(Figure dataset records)

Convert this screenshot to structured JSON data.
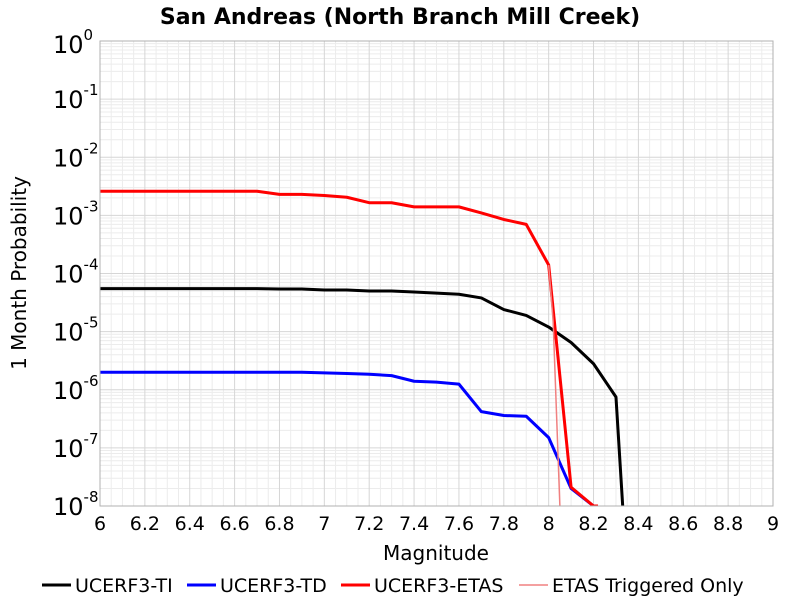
{
  "chart_data": {
    "type": "line",
    "title": "San Andreas (North Branch Mill Creek)",
    "xlabel": "Magnitude",
    "ylabel": "1 Month Probability",
    "xlim": [
      6,
      9
    ],
    "ylim": [
      1e-08,
      1
    ],
    "yscale": "log",
    "grid": true,
    "legend_position": "bottom",
    "x_ticks": [
      "6",
      "6.2",
      "6.4",
      "6.6",
      "6.8",
      "7",
      "7.2",
      "7.4",
      "7.6",
      "7.8",
      "8",
      "8.2",
      "8.4",
      "8.6",
      "8.8",
      "9"
    ],
    "y_ticks": [
      {
        "base": "10",
        "exp": "-8"
      },
      {
        "base": "10",
        "exp": "-7"
      },
      {
        "base": "10",
        "exp": "-6"
      },
      {
        "base": "10",
        "exp": "-5"
      },
      {
        "base": "10",
        "exp": "-4"
      },
      {
        "base": "10",
        "exp": "-3"
      },
      {
        "base": "10",
        "exp": "-2"
      },
      {
        "base": "10",
        "exp": "-1"
      },
      {
        "base": "10",
        "exp": "0"
      }
    ],
    "series": [
      {
        "name": "UCERF3-TI",
        "color": "#000000",
        "width": 3,
        "x": [
          6.0,
          6.1,
          6.2,
          6.3,
          6.4,
          6.5,
          6.6,
          6.7,
          6.8,
          6.9,
          7.0,
          7.1,
          7.2,
          7.3,
          7.4,
          7.5,
          7.6,
          7.7,
          7.8,
          7.9,
          8.0,
          8.1,
          8.2,
          8.3,
          8.33
        ],
        "y": [
          5.5e-05,
          5.5e-05,
          5.5e-05,
          5.5e-05,
          5.5e-05,
          5.5e-05,
          5.5e-05,
          5.5e-05,
          5.4e-05,
          5.4e-05,
          5.2e-05,
          5.2e-05,
          5e-05,
          5e-05,
          4.8e-05,
          4.6e-05,
          4.4e-05,
          3.8e-05,
          2.4e-05,
          1.9e-05,
          1.2e-05,
          6.5e-06,
          2.8e-06,
          7.5e-07,
          1e-08
        ]
      },
      {
        "name": "UCERF3-TD",
        "color": "#0000ff",
        "width": 3,
        "x": [
          6.0,
          6.1,
          6.2,
          6.3,
          6.4,
          6.5,
          6.6,
          6.7,
          6.8,
          6.9,
          7.0,
          7.1,
          7.2,
          7.3,
          7.4,
          7.5,
          7.6,
          7.7,
          7.8,
          7.9,
          8.0,
          8.1,
          8.2
        ],
        "y": [
          2e-06,
          2e-06,
          2e-06,
          2e-06,
          2e-06,
          2e-06,
          2e-06,
          2e-06,
          2e-06,
          2e-06,
          1.95e-06,
          1.9e-06,
          1.85e-06,
          1.75e-06,
          1.4e-06,
          1.35e-06,
          1.25e-06,
          4.2e-07,
          3.6e-07,
          3.5e-07,
          1.5e-07,
          2e-08,
          1e-08
        ]
      },
      {
        "name": "UCERF3-ETAS",
        "color": "#ff0000",
        "width": 3,
        "x": [
          6.0,
          6.1,
          6.2,
          6.3,
          6.4,
          6.5,
          6.6,
          6.7,
          6.8,
          6.9,
          7.0,
          7.1,
          7.2,
          7.3,
          7.4,
          7.5,
          7.6,
          7.7,
          7.8,
          7.9,
          8.0,
          8.1,
          8.2,
          8.22
        ],
        "y": [
          0.0026,
          0.0026,
          0.0026,
          0.0026,
          0.0026,
          0.0026,
          0.0026,
          0.0026,
          0.0023,
          0.0023,
          0.0022,
          0.00205,
          0.00165,
          0.00165,
          0.0014,
          0.0014,
          0.0014,
          0.0011,
          0.00085,
          0.0007,
          0.00014,
          2.1e-08,
          1e-08,
          1e-08
        ]
      },
      {
        "name": "ETAS Triggered Only",
        "color": "#f08080",
        "width": 1.5,
        "x": [
          8.0,
          8.02,
          8.05
        ],
        "y": [
          0.00014,
          1.5e-05,
          1e-08
        ]
      }
    ]
  }
}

AIM: Transcribe the records verbatim and omit the images.

THE REPLY:
Convert this screenshot to structured JSON data.
{
  "chart_data": {
    "type": "line",
    "title": "San Andreas (North Branch Mill Creek)",
    "xlabel": "Magnitude",
    "ylabel": "1 Month Probability",
    "xlim": [
      6,
      9
    ],
    "ylim": [
      1e-08,
      1
    ],
    "yscale": "log",
    "grid": true,
    "legend_position": "bottom",
    "x_ticks": [
      "6",
      "6.2",
      "6.4",
      "6.6",
      "6.8",
      "7",
      "7.2",
      "7.4",
      "7.6",
      "7.8",
      "8",
      "8.2",
      "8.4",
      "8.6",
      "8.8",
      "9"
    ],
    "y_ticks": [
      {
        "base": "10",
        "exp": "-8"
      },
      {
        "base": "10",
        "exp": "-7"
      },
      {
        "base": "10",
        "exp": "-6"
      },
      {
        "base": "10",
        "exp": "-5"
      },
      {
        "base": "10",
        "exp": "-4"
      },
      {
        "base": "10",
        "exp": "-3"
      },
      {
        "base": "10",
        "exp": "-2"
      },
      {
        "base": "10",
        "exp": "-1"
      },
      {
        "base": "10",
        "exp": "0"
      }
    ],
    "series": [
      {
        "name": "UCERF3-TI",
        "color": "#000000",
        "width": 3,
        "x": [
          6.0,
          6.1,
          6.2,
          6.3,
          6.4,
          6.5,
          6.6,
          6.7,
          6.8,
          6.9,
          7.0,
          7.1,
          7.2,
          7.3,
          7.4,
          7.5,
          7.6,
          7.7,
          7.8,
          7.9,
          8.0,
          8.1,
          8.2,
          8.3,
          8.33
        ],
        "y": [
          5.5e-05,
          5.5e-05,
          5.5e-05,
          5.5e-05,
          5.5e-05,
          5.5e-05,
          5.5e-05,
          5.5e-05,
          5.4e-05,
          5.4e-05,
          5.2e-05,
          5.2e-05,
          5e-05,
          5e-05,
          4.8e-05,
          4.6e-05,
          4.4e-05,
          3.8e-05,
          2.4e-05,
          1.9e-05,
          1.2e-05,
          6.5e-06,
          2.8e-06,
          7.5e-07,
          1e-08
        ]
      },
      {
        "name": "UCERF3-TD",
        "color": "#0000ff",
        "width": 3,
        "x": [
          6.0,
          6.1,
          6.2,
          6.3,
          6.4,
          6.5,
          6.6,
          6.7,
          6.8,
          6.9,
          7.0,
          7.1,
          7.2,
          7.3,
          7.4,
          7.5,
          7.6,
          7.7,
          7.8,
          7.9,
          8.0,
          8.1,
          8.2
        ],
        "y": [
          2e-06,
          2e-06,
          2e-06,
          2e-06,
          2e-06,
          2e-06,
          2e-06,
          2e-06,
          2e-06,
          2e-06,
          1.95e-06,
          1.9e-06,
          1.85e-06,
          1.75e-06,
          1.4e-06,
          1.35e-06,
          1.25e-06,
          4.2e-07,
          3.6e-07,
          3.5e-07,
          1.5e-07,
          2e-08,
          1e-08
        ]
      },
      {
        "name": "UCERF3-ETAS",
        "color": "#ff0000",
        "width": 3,
        "x": [
          6.0,
          6.1,
          6.2,
          6.3,
          6.4,
          6.5,
          6.6,
          6.7,
          6.8,
          6.9,
          7.0,
          7.1,
          7.2,
          7.3,
          7.4,
          7.5,
          7.6,
          7.7,
          7.8,
          7.9,
          8.0,
          8.1,
          8.2,
          8.22
        ],
        "y": [
          0.0026,
          0.0026,
          0.0026,
          0.0026,
          0.0026,
          0.0026,
          0.0026,
          0.0026,
          0.0023,
          0.0023,
          0.0022,
          0.00205,
          0.00165,
          0.00165,
          0.0014,
          0.0014,
          0.0014,
          0.0011,
          0.00085,
          0.0007,
          0.00014,
          2.1e-08,
          1e-08,
          1e-08
        ]
      },
      {
        "name": "ETAS Triggered Only",
        "color": "#f08080",
        "width": 1.5,
        "x": [
          8.0,
          8.02,
          8.05
        ],
        "y": [
          0.00014,
          1.5e-05,
          1e-08
        ]
      }
    ]
  }
}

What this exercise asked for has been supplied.